§ REQUIREMENT
Transcribe all the records exactly and omit any images they hold.

----------------------------------------

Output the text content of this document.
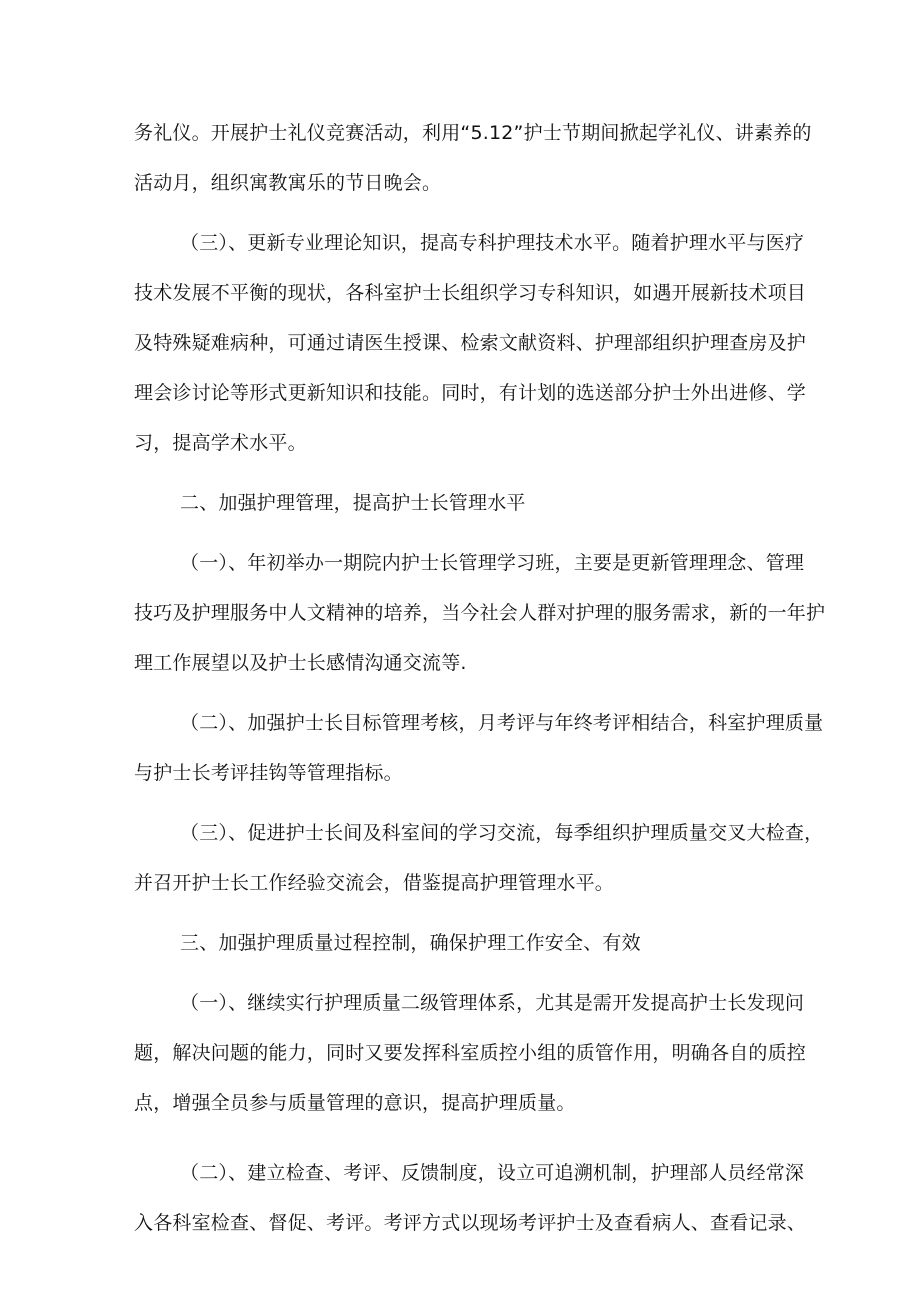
务礼仪。开展护士礼仪竞赛活动，利用“5.12”护士节期间掀起学礼仪、讲素养的
活动月，组织寓教寓乐的节日晚会。
（三）、更新专业理论知识，提高专科护理技术水平。随着护理水平与医疗
技术发展不平衡的现状，各科室护士长组织学习专科知识，如遇开展新技术项目
及特殊疑难病种，可通过请医生授课、检索文献资料、护理部组织护理查房及护
理会诊讨论等形式更新知识和技能。同时，有计划的选送部分护士外出进修、学
习，提高学术水平。
二、加强护理管理，提高护士长管理水平
（一）、年初举办一期院内护士长管理学习班，主要是更新管理理念、管理
技巧及护理服务中人文精神的培养，当今社会人群对护理的服务需求，新的一年护
理工作展望以及护士长感情沟通交流等.
（二）、加强护士长目标管理考核，月考评与年终考评相结合，科室护理质量
与护士长考评挂钩等管理指标。
（三）、促进护士长间及科室间的学习交流，每季组织护理质量交叉大检查，
并召开护士长工作经验交流会，借鉴提高护理管理水平。
三、加强护理质量过程控制，确保护理工作安全、有效
（一）、继续实行护理质量二级管理体系，尤其是需开发提高护士长发现问
题，解决问题的能力，同时又要发挥科室质控小组的质管作用，明确各自的质控
点，增强全员参与质量管理的意识，提高护理质量。
（二）、建立检查、考评、反馈制度，设立可追溯机制，护理部人员经常深
入各科室检查、督促、考评。考评方式以现场考评护士及查看病人、查看记录、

----------------------------------------

§ FINISHED EXERCISE
Output the text content of this document.
务礼仪。开展护士礼仪竞赛活动，利用“5.12”护士节期间掀起学礼仪、讲素养的
活动月，组织寓教寓乐的节日晚会。
（三）、更新专业理论知识，提高专科护理技术水平。随着护理水平与医疗
技术发展不平衡的现状，各科室护士长组织学习专科知识，如遇开展新技术项目
及特殊疑难病种，可通过请医生授课、检索文献资料、护理部组织护理查房及护
理会诊讨论等形式更新知识和技能。同时，有计划的选送部分护士外出进修、学
习，提高学术水平。
二、加强护理管理，提高护士长管理水平
（一）、年初举办一期院内护士长管理学习班，主要是更新管理理念、管理
技巧及护理服务中人文精神的培养，当今社会人群对护理的服务需求，新的一年护
理工作展望以及护士长感情沟通交流等.
（二）、加强护士长目标管理考核，月考评与年终考评相结合，科室护理质量
与护士长考评挂钩等管理指标。
（三）、促进护士长间及科室间的学习交流，每季组织护理质量交叉大检查，
并召开护士长工作经验交流会，借鉴提高护理管理水平。
三、加强护理质量过程控制，确保护理工作安全、有效
（一）、继续实行护理质量二级管理体系，尤其是需开发提高护士长发现问
题，解决问题的能力，同时又要发挥科室质控小组的质管作用，明确各自的质控
点，增强全员参与质量管理的意识，提高护理质量。
（二）、建立检查、考评、反馈制度，设立可追溯机制，护理部人员经常深
入各科室检查、督促、考评。考评方式以现场考评护士及查看病人、查看记录、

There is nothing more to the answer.